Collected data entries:

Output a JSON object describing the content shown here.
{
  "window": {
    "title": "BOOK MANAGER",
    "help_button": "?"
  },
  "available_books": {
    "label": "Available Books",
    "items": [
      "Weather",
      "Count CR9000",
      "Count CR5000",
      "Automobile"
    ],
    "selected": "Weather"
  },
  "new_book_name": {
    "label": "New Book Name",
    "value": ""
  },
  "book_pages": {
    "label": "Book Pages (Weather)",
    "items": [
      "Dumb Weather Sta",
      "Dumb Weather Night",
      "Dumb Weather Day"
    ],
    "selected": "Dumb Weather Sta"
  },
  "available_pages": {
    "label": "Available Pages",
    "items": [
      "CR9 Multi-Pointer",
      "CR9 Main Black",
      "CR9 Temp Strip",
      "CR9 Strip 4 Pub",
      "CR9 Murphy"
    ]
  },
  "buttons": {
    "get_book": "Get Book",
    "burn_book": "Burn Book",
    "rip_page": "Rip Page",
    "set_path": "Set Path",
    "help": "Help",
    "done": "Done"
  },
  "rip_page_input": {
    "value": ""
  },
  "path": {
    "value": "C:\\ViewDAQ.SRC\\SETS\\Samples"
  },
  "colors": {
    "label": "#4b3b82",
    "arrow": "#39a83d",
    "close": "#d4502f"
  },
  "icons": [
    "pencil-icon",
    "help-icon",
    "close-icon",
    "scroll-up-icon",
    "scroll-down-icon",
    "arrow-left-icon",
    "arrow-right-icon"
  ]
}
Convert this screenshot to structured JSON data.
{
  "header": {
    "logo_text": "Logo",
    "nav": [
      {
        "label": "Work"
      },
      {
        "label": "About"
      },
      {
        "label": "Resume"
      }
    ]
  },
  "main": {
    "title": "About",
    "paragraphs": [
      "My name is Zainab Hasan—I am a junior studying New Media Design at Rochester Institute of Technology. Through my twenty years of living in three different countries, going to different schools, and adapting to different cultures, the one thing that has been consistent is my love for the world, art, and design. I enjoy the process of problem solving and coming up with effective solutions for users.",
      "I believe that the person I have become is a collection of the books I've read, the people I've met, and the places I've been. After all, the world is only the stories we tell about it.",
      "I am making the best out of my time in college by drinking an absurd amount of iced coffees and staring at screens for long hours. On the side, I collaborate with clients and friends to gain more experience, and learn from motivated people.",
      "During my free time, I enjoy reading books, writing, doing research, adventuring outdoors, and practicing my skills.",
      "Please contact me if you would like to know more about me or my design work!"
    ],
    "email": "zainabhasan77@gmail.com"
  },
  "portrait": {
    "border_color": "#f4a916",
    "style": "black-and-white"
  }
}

» AIM
Reproduce all the records precisely.

» TASK OUTPUT
Output a JSON object describing the content shown here.
{
  "window": {
    "title": "BOOK MANAGER",
    "help_button": "?"
  },
  "available_books": {
    "label": "Available Books",
    "items": [
      "Weather",
      "Count CR9000",
      "Count CR5000",
      "Automobile"
    ],
    "selected": "Weather"
  },
  "new_book_name": {
    "label": "New Book Name",
    "value": ""
  },
  "book_pages": {
    "label": "Book Pages (Weather)",
    "items": [
      "Dumb Weather Sta",
      "Dumb Weather Night",
      "Dumb Weather Day"
    ],
    "selected": "Dumb Weather Sta"
  },
  "available_pages": {
    "label": "Available Pages",
    "items": [
      "CR9 Multi-Pointer",
      "CR9 Main Black",
      "CR9 Temp Strip",
      "CR9 Strip 4 Pub",
      "CR9 Murphy"
    ]
  },
  "buttons": {
    "get_book": "Get Book",
    "burn_book": "Burn Book",
    "rip_page": "Rip Page",
    "set_path": "Set Path",
    "help": "Help",
    "done": "Done"
  },
  "rip_page_input": {
    "value": ""
  },
  "path": {
    "value": "C:\\ViewDAQ.SRC\\SETS\\Samples"
  },
  "colors": {
    "label": "#4b3b82",
    "arrow": "#39a83d",
    "close": "#d4502f"
  },
  "icons": [
    "pencil-icon",
    "help-icon",
    "close-icon",
    "scroll-up-icon",
    "scroll-down-icon",
    "arrow-left-icon",
    "arrow-right-icon"
  ]
}
Convert this screenshot to structured JSON data.
{
  "header": {
    "logo_text": "Logo",
    "nav": [
      {
        "label": "Work"
      },
      {
        "label": "About"
      },
      {
        "label": "Resume"
      }
    ]
  },
  "main": {
    "title": "About",
    "paragraphs": [
      "My name is Zainab Hasan—I am a junior studying New Media Design at Rochester Institute of Technology. Through my twenty years of living in three different countries, going to different schools, and adapting to different cultures, the one thing that has been consistent is my love for the world, art, and design. I enjoy the process of problem solving and coming up with effective solutions for users.",
      "I believe that the person I have become is a collection of the books I've read, the people I've met, and the places I've been. After all, the world is only the stories we tell about it.",
      "I am making the best out of my time in college by drinking an absurd amount of iced coffees and staring at screens for long hours. On the side, I collaborate with clients and friends to gain more experience, and learn from motivated people.",
      "During my free time, I enjoy reading books, writing, doing research, adventuring outdoors, and practicing my skills.",
      "Please contact me if you would like to know more about me or my design work!"
    ],
    "email": "zainabhasan77@gmail.com"
  },
  "portrait": {
    "border_color": "#f4a916",
    "style": "black-and-white"
  }
}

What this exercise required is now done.